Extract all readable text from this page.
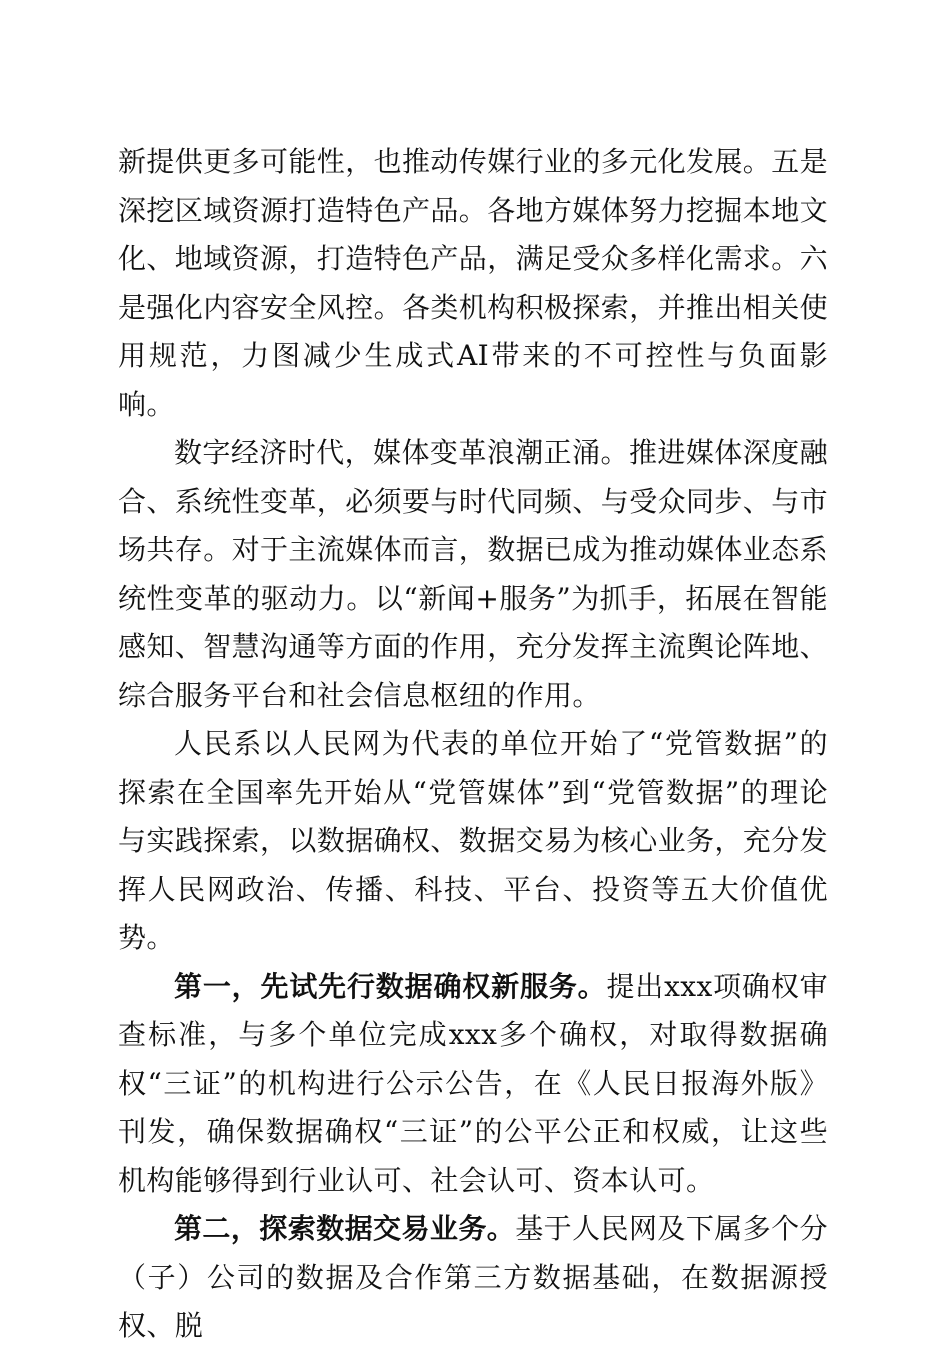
新提供更多可能性，也推动传媒行业的多元化发展。五是深挖区域资源打造特色产品。各地方媒体努力挖掘本地文化、地域资源，打造特色产品，满足受众多样化需求。六是强化内容安全风控。各类机构积极探索，并推出相关使用规范，力图减少生成式AI带来的不可控性与负面影响。

数字经济时代，媒体变革浪潮正涌。推进媒体深度融合、系统性变革，必须要与时代同频、与受众同步、与市场共存。对于主流媒体而言，数据已成为推动媒体业态系统性变革的驱动力。以“新闻+服务”为抓手，拓展在智能感知、智慧沟通等方面的作用，充分发挥主流舆论阵地、综合服务平台和社会信息枢纽的作用。

人民系以人民网为代表的单位开始了“党管数据”的探索在全国率先开始从“党管媒体”到“党管数据”的理论与实践探索，以数据确权、数据交易为核心业务，充分发挥人民网政治、传播、科技、平台、投资等五大价值优势。

第一，先试先行数据确权新服务。提出xxx项确权审查标准，与多个单位完成xxx多个确权，对取得数据确权“三证”的机构进行公示公告，在《人民日报海外版》刊发，确保数据确权“三证”的公平公正和权威，让这些机构能够得到行业认可、社会认可、资本认可。

第二，探索数据交易业务。基于人民网及下属多个分（子）公司的数据及合作第三方数据基础，在数据源授权、脱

■ **TASK DESCRIPTION**: Repeat the full listing above exactly, with no pictures in the copy.

■ **EXERCISE SOLUTION**:
Extract all readable text from this page.
新提供更多可能性，也推动传媒行业的多元化发展。五是深挖区域资源打造特色产品。各地方媒体努力挖掘本地文化、地域资源，打造特色产品，满足受众多样化需求。六是强化内容安全风控。各类机构积极探索，并推出相关使用规范，力图减少生成式AI带来的不可控性与负面影响。

数字经济时代，媒体变革浪潮正涌。推进媒体深度融合、系统性变革，必须要与时代同频、与受众同步、与市场共存。对于主流媒体而言，数据已成为推动媒体业态系统性变革的驱动力。以“新闻+服务”为抓手，拓展在智能感知、智慧沟通等方面的作用，充分发挥主流舆论阵地、综合服务平台和社会信息枢纽的作用。

人民系以人民网为代表的单位开始了“党管数据”的探索在全国率先开始从“党管媒体”到“党管数据”的理论与实践探索，以数据确权、数据交易为核心业务，充分发挥人民网政治、传播、科技、平台、投资等五大价值优势。

第一，先试先行数据确权新服务。提出xxx项确权审查标准，与多个单位完成xxx多个确权，对取得数据确权“三证”的机构进行公示公告，在《人民日报海外版》刊发，确保数据确权“三证”的公平公正和权威，让这些机构能够得到行业认可、社会认可、资本认可。

第二，探索数据交易业务。基于人民网及下属多个分（子）公司的数据及合作第三方数据基础，在数据源授权、脱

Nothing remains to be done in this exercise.